<<<<

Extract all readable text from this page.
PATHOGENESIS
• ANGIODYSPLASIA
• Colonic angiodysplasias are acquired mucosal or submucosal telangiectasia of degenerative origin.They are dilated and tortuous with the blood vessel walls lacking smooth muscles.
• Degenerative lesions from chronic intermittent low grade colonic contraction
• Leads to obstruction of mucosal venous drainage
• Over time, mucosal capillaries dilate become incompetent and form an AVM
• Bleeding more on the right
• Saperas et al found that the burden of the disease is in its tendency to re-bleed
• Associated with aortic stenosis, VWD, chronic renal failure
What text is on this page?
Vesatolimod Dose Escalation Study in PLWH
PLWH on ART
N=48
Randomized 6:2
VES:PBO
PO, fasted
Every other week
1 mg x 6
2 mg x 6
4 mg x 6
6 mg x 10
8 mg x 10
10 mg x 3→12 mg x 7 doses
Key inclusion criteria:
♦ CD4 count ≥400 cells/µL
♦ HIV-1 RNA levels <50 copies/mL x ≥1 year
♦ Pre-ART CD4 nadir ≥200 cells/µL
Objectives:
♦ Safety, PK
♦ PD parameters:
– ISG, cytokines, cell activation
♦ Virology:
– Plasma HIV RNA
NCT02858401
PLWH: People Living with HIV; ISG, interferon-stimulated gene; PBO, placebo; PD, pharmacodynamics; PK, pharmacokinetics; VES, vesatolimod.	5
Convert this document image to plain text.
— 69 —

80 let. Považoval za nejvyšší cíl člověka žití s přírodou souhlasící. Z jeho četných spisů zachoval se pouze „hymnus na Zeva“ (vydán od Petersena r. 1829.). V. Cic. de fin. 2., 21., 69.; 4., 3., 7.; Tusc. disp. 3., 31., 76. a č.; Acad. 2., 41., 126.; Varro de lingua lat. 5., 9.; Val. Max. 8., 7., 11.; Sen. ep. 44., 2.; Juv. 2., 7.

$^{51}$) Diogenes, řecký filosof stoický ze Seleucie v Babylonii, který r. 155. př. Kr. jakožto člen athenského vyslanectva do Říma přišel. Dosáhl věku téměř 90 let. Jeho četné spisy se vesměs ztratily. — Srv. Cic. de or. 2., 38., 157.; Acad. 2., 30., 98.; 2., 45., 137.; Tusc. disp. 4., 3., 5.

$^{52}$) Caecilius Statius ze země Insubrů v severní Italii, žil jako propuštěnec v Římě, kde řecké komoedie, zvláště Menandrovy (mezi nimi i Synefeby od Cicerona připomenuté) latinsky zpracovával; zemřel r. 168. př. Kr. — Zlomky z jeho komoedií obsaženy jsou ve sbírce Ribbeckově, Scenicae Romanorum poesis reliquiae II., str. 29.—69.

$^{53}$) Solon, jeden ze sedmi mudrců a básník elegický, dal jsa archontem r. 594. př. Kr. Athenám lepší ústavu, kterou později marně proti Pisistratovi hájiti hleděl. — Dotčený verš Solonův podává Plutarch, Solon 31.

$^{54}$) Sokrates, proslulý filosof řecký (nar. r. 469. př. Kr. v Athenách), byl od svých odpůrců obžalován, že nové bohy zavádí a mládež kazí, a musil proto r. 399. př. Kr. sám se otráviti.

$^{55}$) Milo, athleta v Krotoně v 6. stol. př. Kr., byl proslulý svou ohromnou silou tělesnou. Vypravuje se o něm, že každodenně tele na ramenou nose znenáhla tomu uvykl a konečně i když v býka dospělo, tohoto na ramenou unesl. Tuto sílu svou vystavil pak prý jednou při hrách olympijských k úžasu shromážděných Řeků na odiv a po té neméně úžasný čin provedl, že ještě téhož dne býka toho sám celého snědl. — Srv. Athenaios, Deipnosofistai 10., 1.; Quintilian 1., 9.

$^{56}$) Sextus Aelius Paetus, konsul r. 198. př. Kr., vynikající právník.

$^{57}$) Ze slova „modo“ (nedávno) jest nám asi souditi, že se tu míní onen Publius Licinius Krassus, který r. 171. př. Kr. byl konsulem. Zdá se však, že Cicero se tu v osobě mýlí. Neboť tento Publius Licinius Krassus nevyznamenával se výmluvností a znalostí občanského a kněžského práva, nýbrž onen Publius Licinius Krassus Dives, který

>>>>

_Your goal_
Each line in the data that holds the word "chronic" must be copied.

_Result for this exercise_
• Degenerative lesions from chronic intermittent low grade colonic contraction
• Associated with aortic stenosis, VWD, chronic renal failure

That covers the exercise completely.